◆ **What is required**
Leave out the images; return the rest of the data exactly.

(Entries from a visual dataset)
################

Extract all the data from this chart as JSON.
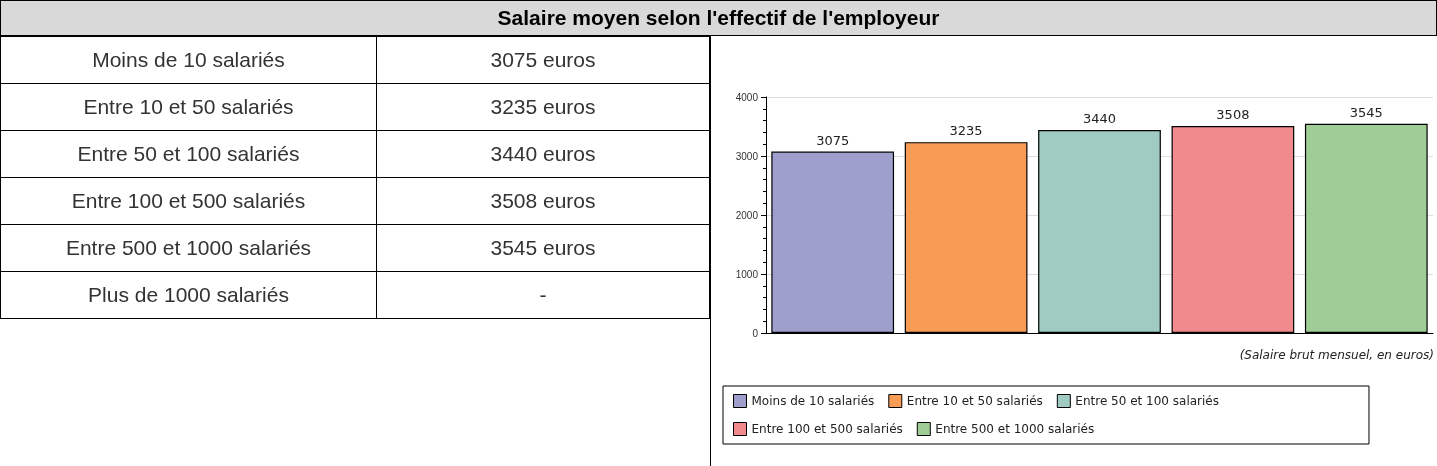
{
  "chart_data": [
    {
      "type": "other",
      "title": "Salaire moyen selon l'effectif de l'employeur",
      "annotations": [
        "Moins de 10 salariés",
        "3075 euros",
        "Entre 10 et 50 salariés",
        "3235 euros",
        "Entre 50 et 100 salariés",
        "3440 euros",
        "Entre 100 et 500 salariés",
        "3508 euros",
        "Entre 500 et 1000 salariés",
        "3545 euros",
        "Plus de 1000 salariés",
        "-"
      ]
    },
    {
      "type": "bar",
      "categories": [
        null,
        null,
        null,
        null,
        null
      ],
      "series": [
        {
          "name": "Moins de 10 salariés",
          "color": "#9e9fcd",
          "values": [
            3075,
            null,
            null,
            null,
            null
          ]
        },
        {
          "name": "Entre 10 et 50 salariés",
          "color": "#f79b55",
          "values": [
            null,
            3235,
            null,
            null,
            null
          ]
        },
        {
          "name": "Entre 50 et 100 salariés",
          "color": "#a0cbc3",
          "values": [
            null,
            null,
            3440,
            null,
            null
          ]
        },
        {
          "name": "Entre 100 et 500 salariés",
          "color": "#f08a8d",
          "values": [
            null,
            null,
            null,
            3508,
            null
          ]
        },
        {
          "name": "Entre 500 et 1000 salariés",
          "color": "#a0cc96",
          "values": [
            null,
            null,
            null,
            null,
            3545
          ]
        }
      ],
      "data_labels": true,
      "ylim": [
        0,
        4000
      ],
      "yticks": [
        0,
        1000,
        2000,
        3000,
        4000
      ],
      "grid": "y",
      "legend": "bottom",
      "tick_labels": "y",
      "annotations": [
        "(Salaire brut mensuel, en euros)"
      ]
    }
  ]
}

################

◆ **Output for this task**
Extract all the data from this chart as JSON.
{
  "chart_data": [
    {
      "type": "other",
      "title": "Salaire moyen selon l'effectif de l'employeur",
      "annotations": [
        "Moins de 10 salariés",
        "3075 euros",
        "Entre 10 et 50 salariés",
        "3235 euros",
        "Entre 50 et 100 salariés",
        "3440 euros",
        "Entre 100 et 500 salariés",
        "3508 euros",
        "Entre 500 et 1000 salariés",
        "3545 euros",
        "Plus de 1000 salariés",
        "-"
      ]
    },
    {
      "type": "bar",
      "categories": [
        null,
        null,
        null,
        null,
        null
      ],
      "series": [
        {
          "name": "Moins de 10 salariés",
          "color": "#9e9fcd",
          "values": [
            3075,
            null,
            null,
            null,
            null
          ]
        },
        {
          "name": "Entre 10 et 50 salariés",
          "color": "#f79b55",
          "values": [
            null,
            3235,
            null,
            null,
            null
          ]
        },
        {
          "name": "Entre 50 et 100 salariés",
          "color": "#a0cbc3",
          "values": [
            null,
            null,
            3440,
            null,
            null
          ]
        },
        {
          "name": "Entre 100 et 500 salariés",
          "color": "#f08a8d",
          "values": [
            null,
            null,
            null,
            3508,
            null
          ]
        },
        {
          "name": "Entre 500 et 1000 salariés",
          "color": "#a0cc96",
          "values": [
            null,
            null,
            null,
            null,
            3545
          ]
        }
      ],
      "data_labels": true,
      "ylim": [
        0,
        4000
      ],
      "yticks": [
        0,
        1000,
        2000,
        3000,
        4000
      ],
      "grid": "y",
      "legend": "bottom",
      "tick_labels": "y",
      "annotations": [
        "(Salaire brut mensuel, en euros)"
      ]
    }
  ]
}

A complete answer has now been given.